L'an de notre seigneur 1786, le 14 juin, je soussigné Fr. P. Polycarpe de Smirne,
cap(ucin) miss(ionnaire) apos(tolique) et curé de la paroisse française de St Polycarpe
chapelle royale et consulaire de France, certifie avoir baptisé un enfant
Né le 11 du courant, en légitime mariage de Sr André Baladour
de Smirne, barataire protégé de France et de dame Barbe
Baladour née Issaverdens, le parrain a été le Sr Thomas
Issaverdens et la marraine Cexessima (Hripsimé ?) Baladour qui ont
imposé à l'enfant le nom de Pierre, en foy de quoy j'ai fait
et signé le présent acte les jour, mois et an que dessus.
f°15 v.
L'an de Notre Seigneur 1786, le 14 septembre, je soussigné Fr. P. Polycarpe,
cap(ucin) miss(ionnaire) apost(olique) sup(érieur et curé de la paroisse française de St
Polycarpe, chapelle royale et consulaire de France, certifie que le R.P.
Pierre François d'Albenga dans l'état de Gênes a baptisé
un enfant né le 12 du courant en légitime mariage
Du Sr Pierre Pambouthoglou de Tocat négociant, barataire de
France et de dame Elisabet aussi de Tocat, le parrain a été
Mardiros de Serkis Kelergi-oglou de Tocat, et la marraine Dame
Thomas Matos qui ont imposé à l'enfant le nom de Paul, en
Foy de quoy j'ai fait et signé le présent acte.
f°16 r.
L'an du Seigneur 1786, et le10 octobre , je soussigné fr. P. Polycarpe
de Smirne, cap(ucin) miss(ionnaire) apost(olique) sup(érieur) et curé de la paroisse française de St
Polycarpe, chapelle royale et consulaire de France, certifie
avoir baptisé un enfant né le premier du courant en légitime
mariage du Sr Emmanuel de Merkedits, marchand
persan, barataire de France et de dame Aneta de Mechitar
le parrain a été le Sr Baptista de Zacharia et la marraine
Dlle Rosa de Giovani qui ont imposé à l'enfant le nom
Estienne, en foy de quoy j'ai fait et signé le présent acte
les jour, mois et an que dessus.

::::::::::

- CONSIGNE 1 -
Dans l'extrait sur les actes de baptême de la paroisse Saint-Polycarpe, substituez « Tokat » à « Tocat » et recopiez le passage commençant par « Pierre François d'Albenga » et allant jusqu'à « le présent acte. ».
- CONSIGNE 2 -
Poursuivez l'extrait sur les actes de baptême de la paroisse Saint-Polycarpe à partir de sa dernière phrase.
Les enregistrements ne sont d'aucune utilité ici.

::::::::::

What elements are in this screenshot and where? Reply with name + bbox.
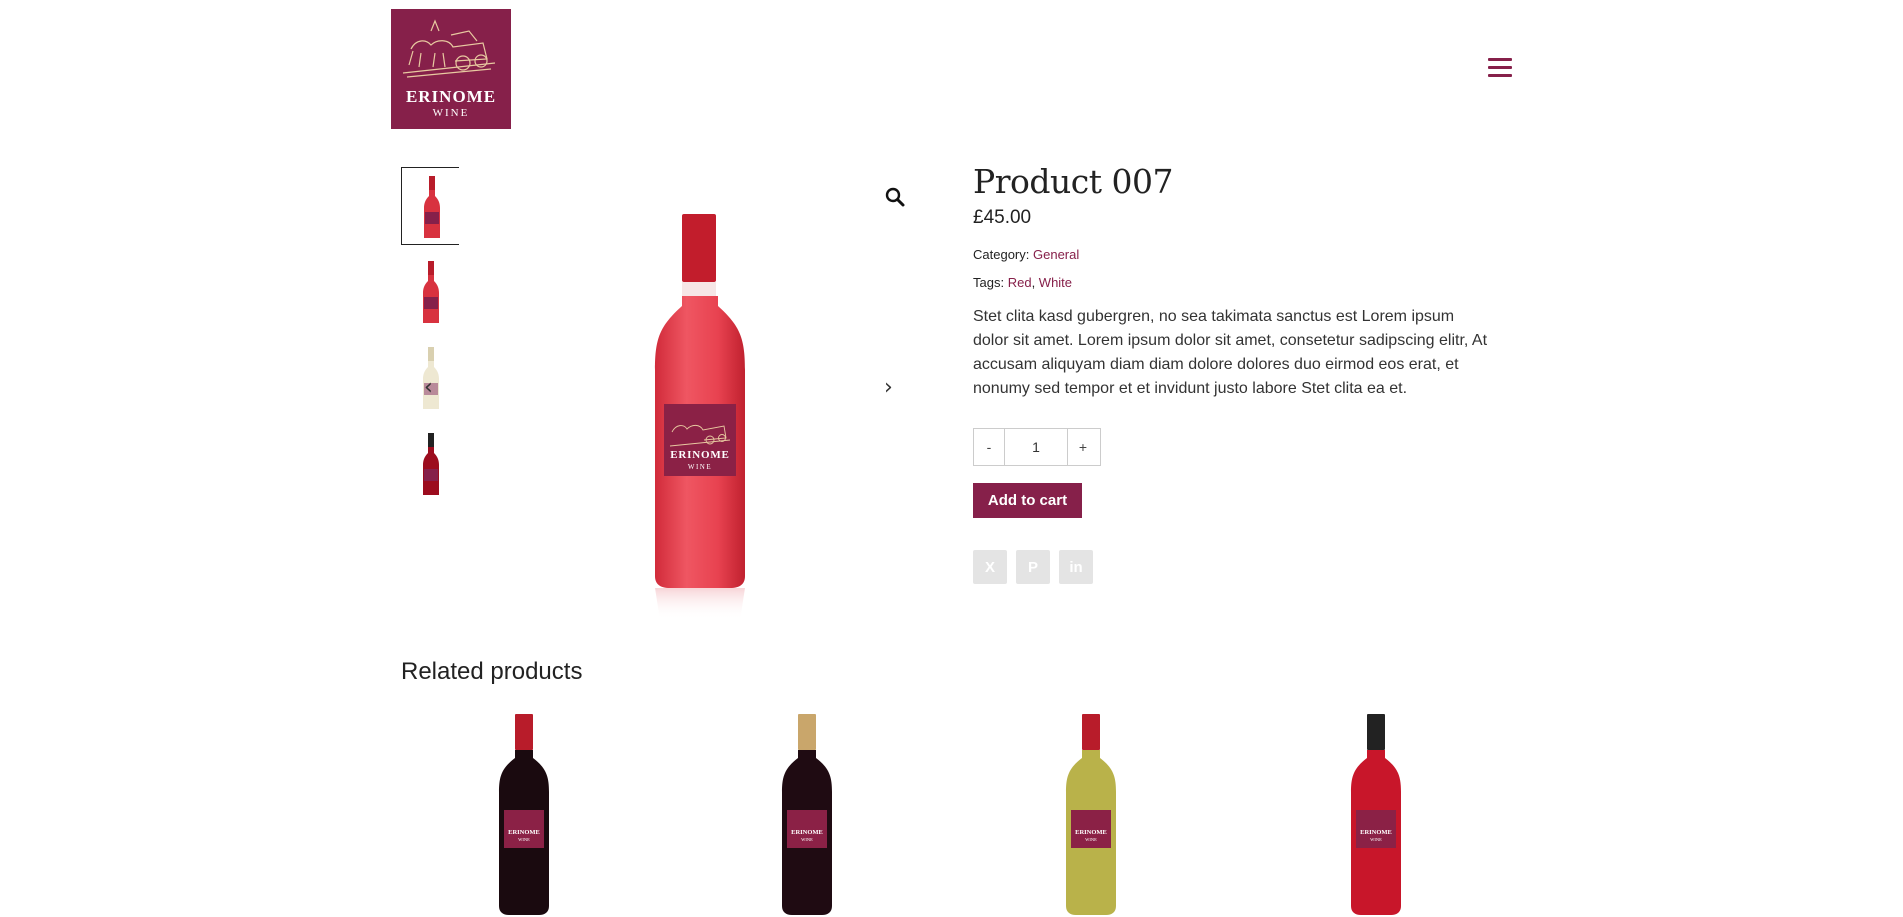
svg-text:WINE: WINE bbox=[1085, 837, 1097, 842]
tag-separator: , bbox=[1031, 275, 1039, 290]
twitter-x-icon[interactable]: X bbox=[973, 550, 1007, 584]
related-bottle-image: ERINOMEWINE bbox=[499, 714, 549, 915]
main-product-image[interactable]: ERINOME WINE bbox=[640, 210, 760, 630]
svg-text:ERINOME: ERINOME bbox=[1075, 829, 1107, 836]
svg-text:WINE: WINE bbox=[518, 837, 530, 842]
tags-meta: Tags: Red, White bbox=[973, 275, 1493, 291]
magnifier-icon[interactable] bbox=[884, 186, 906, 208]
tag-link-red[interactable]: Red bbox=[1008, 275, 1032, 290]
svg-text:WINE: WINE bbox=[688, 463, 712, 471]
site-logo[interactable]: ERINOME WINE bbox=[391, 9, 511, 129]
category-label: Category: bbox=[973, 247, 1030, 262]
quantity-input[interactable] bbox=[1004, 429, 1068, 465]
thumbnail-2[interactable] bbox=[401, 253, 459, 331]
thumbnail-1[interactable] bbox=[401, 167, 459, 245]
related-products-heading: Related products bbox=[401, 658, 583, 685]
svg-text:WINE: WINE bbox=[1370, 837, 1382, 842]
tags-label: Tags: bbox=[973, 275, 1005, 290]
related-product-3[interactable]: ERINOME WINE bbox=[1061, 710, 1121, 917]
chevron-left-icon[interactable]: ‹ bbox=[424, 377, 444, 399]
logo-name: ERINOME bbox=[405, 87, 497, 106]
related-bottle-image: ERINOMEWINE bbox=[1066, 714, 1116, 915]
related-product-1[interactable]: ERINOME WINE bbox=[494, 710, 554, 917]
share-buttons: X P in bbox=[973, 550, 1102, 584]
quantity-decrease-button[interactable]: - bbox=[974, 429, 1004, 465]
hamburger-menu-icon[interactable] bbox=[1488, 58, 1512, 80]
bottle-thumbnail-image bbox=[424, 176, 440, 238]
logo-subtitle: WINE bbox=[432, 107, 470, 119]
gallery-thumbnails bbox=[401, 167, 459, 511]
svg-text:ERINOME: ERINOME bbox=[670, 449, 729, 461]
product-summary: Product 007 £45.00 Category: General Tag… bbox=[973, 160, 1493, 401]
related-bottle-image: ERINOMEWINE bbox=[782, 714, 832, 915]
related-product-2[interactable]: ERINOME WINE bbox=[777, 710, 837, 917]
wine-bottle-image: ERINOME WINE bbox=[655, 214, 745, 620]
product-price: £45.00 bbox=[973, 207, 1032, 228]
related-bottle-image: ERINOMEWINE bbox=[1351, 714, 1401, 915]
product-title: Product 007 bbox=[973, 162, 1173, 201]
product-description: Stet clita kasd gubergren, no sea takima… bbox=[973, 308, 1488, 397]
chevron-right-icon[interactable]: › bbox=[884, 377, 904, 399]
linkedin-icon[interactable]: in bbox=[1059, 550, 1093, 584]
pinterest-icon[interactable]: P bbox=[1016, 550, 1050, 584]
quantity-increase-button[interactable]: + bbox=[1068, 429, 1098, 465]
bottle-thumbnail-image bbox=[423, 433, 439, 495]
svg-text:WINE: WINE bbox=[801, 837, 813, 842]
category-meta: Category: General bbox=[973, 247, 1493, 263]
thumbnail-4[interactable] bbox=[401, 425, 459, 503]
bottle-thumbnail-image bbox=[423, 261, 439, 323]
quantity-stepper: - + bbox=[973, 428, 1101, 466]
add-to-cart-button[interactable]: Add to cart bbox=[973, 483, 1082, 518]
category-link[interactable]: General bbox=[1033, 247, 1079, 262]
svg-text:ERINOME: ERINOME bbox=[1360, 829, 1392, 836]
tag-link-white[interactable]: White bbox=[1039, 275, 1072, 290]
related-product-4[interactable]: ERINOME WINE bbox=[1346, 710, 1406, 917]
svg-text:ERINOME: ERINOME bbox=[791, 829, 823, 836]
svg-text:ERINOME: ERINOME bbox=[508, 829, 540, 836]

::::::::::

- RÉSULTAT DE L'EXERCICE 1 -
Pierre François d'Albenga dans l'état de Gênes a baptisé
un enfant né le 12 du courant en légitime mariage
Du Sr Pierre Pambouthoglou de Tokat négociant, barataire de
France et de dame Elisabet aussi de Tokat, le parrain a été
Mardiros de Serkis Kelergi-oglou de Tokat, et la marraine Dame
Thomas Matos qui ont imposé à l'enfant le nom de Paul, en
Foy de quoy j'ai fait et signé le présent acte.

- RÉSULTAT DE L'EXERCICE 2 -
f°17 v.
L'an de Notre Seigneur 1787, et le sixième
février, je soussigné Fr. P. Polycarpe de Smirne, cap(ucin) miss(ionnaire) apost(olique)
et curé de la paroisse française de St Polycarpe chapelle
royale et consulaire de France, certifie avoir baptisé , une
fille née le 4ème du courant, en légitime mariage de
Sr Jacob Abraham Missir et de Dame Catherine Abraham
Missir, née Issaverdens, le parrain a été le Sr Jérémi Abraham
Missir et la marraine Anne Abraham Missir
qui ont imposé à l'enfant le nom de
Marie, en foy de quoy j'ai signé le présent acte
les jour, moi et an que dessus.
f°18 r.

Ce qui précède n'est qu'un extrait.